*Task instructions:* Pull every line containing "bars" from the entries.

:: Exercise materials

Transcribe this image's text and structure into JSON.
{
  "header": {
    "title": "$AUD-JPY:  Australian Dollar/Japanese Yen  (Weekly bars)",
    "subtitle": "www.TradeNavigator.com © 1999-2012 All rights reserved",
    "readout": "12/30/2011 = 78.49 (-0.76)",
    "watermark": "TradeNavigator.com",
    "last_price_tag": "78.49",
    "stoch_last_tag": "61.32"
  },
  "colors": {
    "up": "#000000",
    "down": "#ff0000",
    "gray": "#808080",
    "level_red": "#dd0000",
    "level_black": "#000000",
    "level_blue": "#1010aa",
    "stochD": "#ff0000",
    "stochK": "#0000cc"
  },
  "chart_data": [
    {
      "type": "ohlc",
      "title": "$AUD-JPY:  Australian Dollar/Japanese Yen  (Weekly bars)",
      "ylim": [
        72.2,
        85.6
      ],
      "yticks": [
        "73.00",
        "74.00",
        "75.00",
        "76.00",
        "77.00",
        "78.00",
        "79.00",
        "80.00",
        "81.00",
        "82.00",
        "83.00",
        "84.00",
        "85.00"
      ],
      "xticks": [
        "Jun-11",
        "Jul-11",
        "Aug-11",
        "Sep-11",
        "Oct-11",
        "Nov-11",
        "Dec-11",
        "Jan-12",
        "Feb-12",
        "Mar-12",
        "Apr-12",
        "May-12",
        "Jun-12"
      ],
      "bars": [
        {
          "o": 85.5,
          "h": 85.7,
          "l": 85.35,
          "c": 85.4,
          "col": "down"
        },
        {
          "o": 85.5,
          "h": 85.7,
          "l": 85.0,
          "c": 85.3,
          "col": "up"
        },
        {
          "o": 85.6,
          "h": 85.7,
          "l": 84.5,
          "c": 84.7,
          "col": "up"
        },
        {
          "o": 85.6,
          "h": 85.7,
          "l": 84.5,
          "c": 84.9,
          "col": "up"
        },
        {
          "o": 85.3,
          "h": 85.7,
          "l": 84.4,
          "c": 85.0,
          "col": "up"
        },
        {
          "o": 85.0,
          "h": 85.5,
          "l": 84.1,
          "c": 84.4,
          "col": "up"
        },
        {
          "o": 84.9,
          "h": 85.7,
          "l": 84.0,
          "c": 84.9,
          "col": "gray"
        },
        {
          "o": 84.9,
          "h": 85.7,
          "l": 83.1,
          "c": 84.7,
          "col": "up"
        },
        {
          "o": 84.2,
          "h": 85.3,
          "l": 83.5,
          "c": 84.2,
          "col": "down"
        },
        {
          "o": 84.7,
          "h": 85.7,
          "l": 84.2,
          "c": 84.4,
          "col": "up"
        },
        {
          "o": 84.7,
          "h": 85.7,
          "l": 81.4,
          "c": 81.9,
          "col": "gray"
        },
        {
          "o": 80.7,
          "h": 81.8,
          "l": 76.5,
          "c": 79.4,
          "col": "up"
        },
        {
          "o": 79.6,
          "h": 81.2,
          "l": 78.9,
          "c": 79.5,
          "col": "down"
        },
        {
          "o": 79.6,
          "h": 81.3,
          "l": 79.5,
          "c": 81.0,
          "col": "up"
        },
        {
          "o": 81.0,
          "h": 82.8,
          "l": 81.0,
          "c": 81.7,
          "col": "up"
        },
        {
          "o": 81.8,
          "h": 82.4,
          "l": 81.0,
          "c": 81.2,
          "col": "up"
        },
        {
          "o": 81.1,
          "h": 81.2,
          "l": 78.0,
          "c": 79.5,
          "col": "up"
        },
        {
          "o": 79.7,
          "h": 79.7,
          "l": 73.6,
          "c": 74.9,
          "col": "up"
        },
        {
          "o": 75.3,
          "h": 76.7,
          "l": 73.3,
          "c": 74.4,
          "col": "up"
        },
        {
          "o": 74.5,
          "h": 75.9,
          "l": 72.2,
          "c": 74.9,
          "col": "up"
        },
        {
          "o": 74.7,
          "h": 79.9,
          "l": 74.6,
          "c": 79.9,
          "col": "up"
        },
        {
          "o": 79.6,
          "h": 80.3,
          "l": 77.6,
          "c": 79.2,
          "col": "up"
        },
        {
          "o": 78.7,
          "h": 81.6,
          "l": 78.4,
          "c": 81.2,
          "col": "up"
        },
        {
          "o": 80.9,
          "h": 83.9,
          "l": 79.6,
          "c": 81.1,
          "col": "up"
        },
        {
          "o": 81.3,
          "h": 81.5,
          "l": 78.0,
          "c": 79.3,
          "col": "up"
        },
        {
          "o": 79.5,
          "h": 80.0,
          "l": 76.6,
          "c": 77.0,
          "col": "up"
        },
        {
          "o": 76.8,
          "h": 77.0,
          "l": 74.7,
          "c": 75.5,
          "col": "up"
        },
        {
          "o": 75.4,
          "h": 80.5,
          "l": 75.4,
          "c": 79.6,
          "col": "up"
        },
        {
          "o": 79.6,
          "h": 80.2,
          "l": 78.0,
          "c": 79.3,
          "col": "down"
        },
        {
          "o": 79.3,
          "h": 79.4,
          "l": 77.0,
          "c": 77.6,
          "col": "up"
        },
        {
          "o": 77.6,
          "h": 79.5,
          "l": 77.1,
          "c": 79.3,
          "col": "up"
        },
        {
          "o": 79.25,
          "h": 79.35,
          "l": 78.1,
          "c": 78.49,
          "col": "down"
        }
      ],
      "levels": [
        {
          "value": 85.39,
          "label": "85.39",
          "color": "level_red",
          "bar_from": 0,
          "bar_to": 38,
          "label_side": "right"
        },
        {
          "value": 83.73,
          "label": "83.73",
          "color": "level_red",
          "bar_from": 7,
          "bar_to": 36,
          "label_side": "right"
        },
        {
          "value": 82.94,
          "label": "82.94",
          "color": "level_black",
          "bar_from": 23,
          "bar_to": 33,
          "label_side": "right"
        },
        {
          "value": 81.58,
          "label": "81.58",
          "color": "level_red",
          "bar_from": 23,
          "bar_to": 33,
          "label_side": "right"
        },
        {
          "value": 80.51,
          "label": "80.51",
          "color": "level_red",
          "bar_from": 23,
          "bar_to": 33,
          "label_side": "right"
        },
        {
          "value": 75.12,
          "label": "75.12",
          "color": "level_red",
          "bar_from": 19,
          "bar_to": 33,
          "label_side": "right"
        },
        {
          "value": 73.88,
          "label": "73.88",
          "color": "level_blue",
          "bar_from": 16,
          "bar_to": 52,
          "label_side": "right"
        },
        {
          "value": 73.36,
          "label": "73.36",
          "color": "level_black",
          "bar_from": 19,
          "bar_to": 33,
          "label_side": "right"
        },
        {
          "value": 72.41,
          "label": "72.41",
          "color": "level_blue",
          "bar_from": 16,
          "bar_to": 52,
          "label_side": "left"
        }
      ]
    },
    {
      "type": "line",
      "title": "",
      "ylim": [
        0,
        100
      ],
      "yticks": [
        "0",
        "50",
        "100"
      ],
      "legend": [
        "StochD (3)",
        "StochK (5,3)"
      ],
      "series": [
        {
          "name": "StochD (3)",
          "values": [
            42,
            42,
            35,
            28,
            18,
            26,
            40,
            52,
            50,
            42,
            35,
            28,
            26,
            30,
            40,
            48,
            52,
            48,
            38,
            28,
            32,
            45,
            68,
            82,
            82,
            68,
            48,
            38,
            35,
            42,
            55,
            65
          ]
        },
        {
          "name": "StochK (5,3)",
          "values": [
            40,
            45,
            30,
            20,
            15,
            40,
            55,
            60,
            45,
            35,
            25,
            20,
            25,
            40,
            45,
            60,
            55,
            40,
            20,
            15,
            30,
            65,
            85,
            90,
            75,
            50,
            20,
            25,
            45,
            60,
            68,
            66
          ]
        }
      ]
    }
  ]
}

::::

*Task result:*
    "title": "$AUD-JPY:  Australian Dollar/Japanese Yen  (Weekly bars)",
      "title": "$AUD-JPY:  Australian Dollar/Japanese Yen  (Weekly bars)",
      "bars": [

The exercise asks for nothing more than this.